Repeat the full listing below verbatim and keep the images out.

━━━━━ Raw data ━━━━━

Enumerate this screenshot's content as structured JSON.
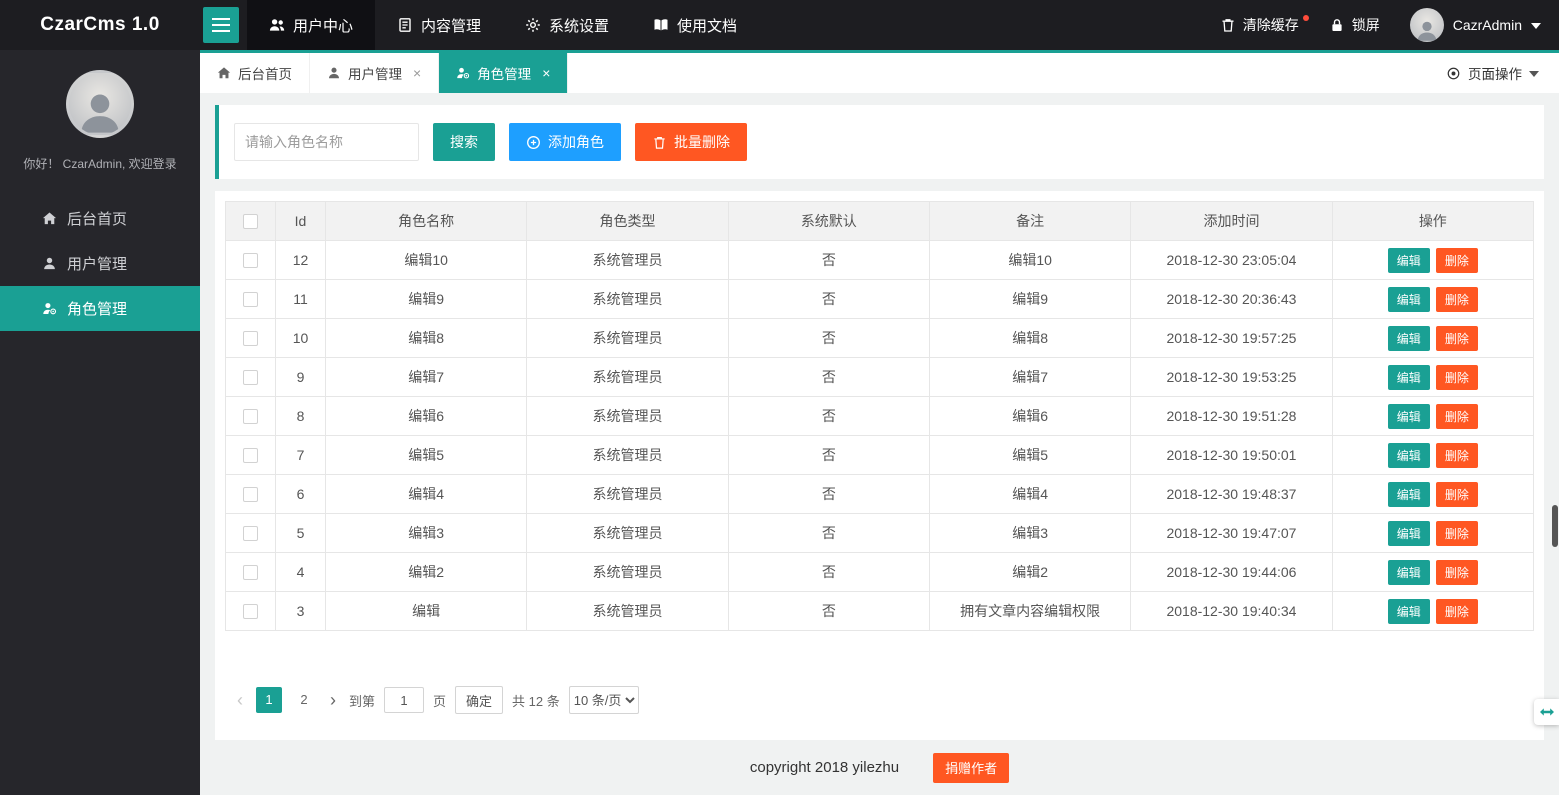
{
  "app": {
    "title": "CzarCms 1.0"
  },
  "topnav": {
    "items": [
      {
        "key": "user-center",
        "label": "用户中心",
        "icon": "users-icon",
        "active": true
      },
      {
        "key": "content-management",
        "label": "内容管理",
        "icon": "content-icon",
        "active": false
      },
      {
        "key": "system-settings",
        "label": "系统设置",
        "icon": "gear-icon",
        "active": false
      },
      {
        "key": "docs",
        "label": "使用文档",
        "icon": "book-icon",
        "active": false
      }
    ],
    "actions": [
      {
        "key": "clear-cache",
        "label": "清除缓存",
        "icon": "trash-icon",
        "badge": true
      },
      {
        "key": "lock-screen",
        "label": "锁屏",
        "icon": "lock-icon",
        "badge": false
      }
    ],
    "user": {
      "name": "CazrAdmin"
    }
  },
  "sidebar": {
    "greeting": "你好！ CzarAdmin, 欢迎登录",
    "items": [
      {
        "key": "home",
        "label": "后台首页",
        "icon": "home-icon",
        "active": false
      },
      {
        "key": "user-management",
        "label": "用户管理",
        "icon": "user-icon",
        "active": false
      },
      {
        "key": "role-management",
        "label": "角色管理",
        "icon": "role-icon",
        "active": true
      }
    ]
  },
  "tabs": [
    {
      "key": "home",
      "label": "后台首页",
      "icon": "home-icon",
      "closable": false,
      "active": false
    },
    {
      "key": "user-management",
      "label": "用户管理",
      "icon": "user-icon",
      "closable": true,
      "active": false
    },
    {
      "key": "role-management",
      "label": "角色管理",
      "icon": "role-icon",
      "closable": true,
      "active": true
    }
  ],
  "page_ops": {
    "label": "页面操作",
    "icon": "target-icon"
  },
  "toolbar": {
    "search_placeholder": "请输入角色名称",
    "search_label": "搜索",
    "add_label": "添加角色",
    "batch_delete_label": "批量删除"
  },
  "table": {
    "headers": [
      "Id",
      "角色名称",
      "角色类型",
      "系统默认",
      "备注",
      "添加时间",
      "操作"
    ],
    "edit_label": "编辑",
    "delete_label": "删除",
    "rows": [
      {
        "id": "12",
        "name": "编辑10",
        "type": "系统管理员",
        "system_default": "否",
        "remark": "编辑10",
        "time": "2018-12-30 23:05:04"
      },
      {
        "id": "11",
        "name": "编辑9",
        "type": "系统管理员",
        "system_default": "否",
        "remark": "编辑9",
        "time": "2018-12-30 20:36:43"
      },
      {
        "id": "10",
        "name": "编辑8",
        "type": "系统管理员",
        "system_default": "否",
        "remark": "编辑8",
        "time": "2018-12-30 19:57:25"
      },
      {
        "id": "9",
        "name": "编辑7",
        "type": "系统管理员",
        "system_default": "否",
        "remark": "编辑7",
        "time": "2018-12-30 19:53:25"
      },
      {
        "id": "8",
        "name": "编辑6",
        "type": "系统管理员",
        "system_default": "否",
        "remark": "编辑6",
        "time": "2018-12-30 19:51:28"
      },
      {
        "id": "7",
        "name": "编辑5",
        "type": "系统管理员",
        "system_default": "否",
        "remark": "编辑5",
        "time": "2018-12-30 19:50:01"
      },
      {
        "id": "6",
        "name": "编辑4",
        "type": "系统管理员",
        "system_default": "否",
        "remark": "编辑4",
        "time": "2018-12-30 19:48:37"
      },
      {
        "id": "5",
        "name": "编辑3",
        "type": "系统管理员",
        "system_default": "否",
        "remark": "编辑3",
        "time": "2018-12-30 19:47:07"
      },
      {
        "id": "4",
        "name": "编辑2",
        "type": "系统管理员",
        "system_default": "否",
        "remark": "编辑2",
        "time": "2018-12-30 19:44:06"
      },
      {
        "id": "3",
        "name": "编辑",
        "type": "系统管理员",
        "system_default": "否",
        "remark": "拥有文章内容编辑权限",
        "time": "2018-12-30 19:40:34"
      }
    ]
  },
  "pagination": {
    "prev_label": "‹",
    "next_label": "›",
    "pages": [
      "1",
      "2"
    ],
    "current": "1",
    "goto_prefix": "到第",
    "goto_value": "1",
    "goto_suffix": "页",
    "confirm_label": "确定",
    "total_label": "共 12 条",
    "per_page_label": "10 条/页"
  },
  "footer": {
    "copyright": "copyright 2018 yilezhu",
    "donate_label": "捐赠作者"
  },
  "float_toggle": {
    "icon": "arrows-h-icon"
  },
  "colors": {
    "accent": "#1aa094",
    "blue": "#1e9fff",
    "orange": "#ff5722",
    "topbar_bg": "#1d1d21",
    "sidebar_bg": "#26262b"
  }
}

━━━━━

Response to this task:
Enumerate this screenshot's content as structured JSON.
{
  "app": {
    "title": "CzarCms 1.0"
  },
  "topnav": {
    "items": [
      {
        "key": "user-center",
        "label": "用户中心",
        "icon": "users-icon",
        "active": true
      },
      {
        "key": "content-management",
        "label": "内容管理",
        "icon": "content-icon",
        "active": false
      },
      {
        "key": "system-settings",
        "label": "系统设置",
        "icon": "gear-icon",
        "active": false
      },
      {
        "key": "docs",
        "label": "使用文档",
        "icon": "book-icon",
        "active": false
      }
    ],
    "actions": [
      {
        "key": "clear-cache",
        "label": "清除缓存",
        "icon": "trash-icon",
        "badge": true
      },
      {
        "key": "lock-screen",
        "label": "锁屏",
        "icon": "lock-icon",
        "badge": false
      }
    ],
    "user": {
      "name": "CazrAdmin"
    }
  },
  "sidebar": {
    "greeting": "你好！ CzarAdmin, 欢迎登录",
    "items": [
      {
        "key": "home",
        "label": "后台首页",
        "icon": "home-icon",
        "active": false
      },
      {
        "key": "user-management",
        "label": "用户管理",
        "icon": "user-icon",
        "active": false
      },
      {
        "key": "role-management",
        "label": "角色管理",
        "icon": "role-icon",
        "active": true
      }
    ]
  },
  "tabs": [
    {
      "key": "home",
      "label": "后台首页",
      "icon": "home-icon",
      "closable": false,
      "active": false
    },
    {
      "key": "user-management",
      "label": "用户管理",
      "icon": "user-icon",
      "closable": true,
      "active": false
    },
    {
      "key": "role-management",
      "label": "角色管理",
      "icon": "role-icon",
      "closable": true,
      "active": true
    }
  ],
  "page_ops": {
    "label": "页面操作",
    "icon": "target-icon"
  },
  "toolbar": {
    "search_placeholder": "请输入角色名称",
    "search_label": "搜索",
    "add_label": "添加角色",
    "batch_delete_label": "批量删除"
  },
  "table": {
    "headers": [
      "Id",
      "角色名称",
      "角色类型",
      "系统默认",
      "备注",
      "添加时间",
      "操作"
    ],
    "edit_label": "编辑",
    "delete_label": "删除",
    "rows": [
      {
        "id": "12",
        "name": "编辑10",
        "type": "系统管理员",
        "system_default": "否",
        "remark": "编辑10",
        "time": "2018-12-30 23:05:04"
      },
      {
        "id": "11",
        "name": "编辑9",
        "type": "系统管理员",
        "system_default": "否",
        "remark": "编辑9",
        "time": "2018-12-30 20:36:43"
      },
      {
        "id": "10",
        "name": "编辑8",
        "type": "系统管理员",
        "system_default": "否",
        "remark": "编辑8",
        "time": "2018-12-30 19:57:25"
      },
      {
        "id": "9",
        "name": "编辑7",
        "type": "系统管理员",
        "system_default": "否",
        "remark": "编辑7",
        "time": "2018-12-30 19:53:25"
      },
      {
        "id": "8",
        "name": "编辑6",
        "type": "系统管理员",
        "system_default": "否",
        "remark": "编辑6",
        "time": "2018-12-30 19:51:28"
      },
      {
        "id": "7",
        "name": "编辑5",
        "type": "系统管理员",
        "system_default": "否",
        "remark": "编辑5",
        "time": "2018-12-30 19:50:01"
      },
      {
        "id": "6",
        "name": "编辑4",
        "type": "系统管理员",
        "system_default": "否",
        "remark": "编辑4",
        "time": "2018-12-30 19:48:37"
      },
      {
        "id": "5",
        "name": "编辑3",
        "type": "系统管理员",
        "system_default": "否",
        "remark": "编辑3",
        "time": "2018-12-30 19:47:07"
      },
      {
        "id": "4",
        "name": "编辑2",
        "type": "系统管理员",
        "system_default": "否",
        "remark": "编辑2",
        "time": "2018-12-30 19:44:06"
      },
      {
        "id": "3",
        "name": "编辑",
        "type": "系统管理员",
        "system_default": "否",
        "remark": "拥有文章内容编辑权限",
        "time": "2018-12-30 19:40:34"
      }
    ]
  },
  "pagination": {
    "prev_label": "‹",
    "next_label": "›",
    "pages": [
      "1",
      "2"
    ],
    "current": "1",
    "goto_prefix": "到第",
    "goto_value": "1",
    "goto_suffix": "页",
    "confirm_label": "确定",
    "total_label": "共 12 条",
    "per_page_label": "10 条/页"
  },
  "footer": {
    "copyright": "copyright 2018 yilezhu",
    "donate_label": "捐赠作者"
  },
  "float_toggle": {
    "icon": "arrows-h-icon"
  },
  "colors": {
    "accent": "#1aa094",
    "blue": "#1e9fff",
    "orange": "#ff5722",
    "topbar_bg": "#1d1d21",
    "sidebar_bg": "#26262b"
  }
}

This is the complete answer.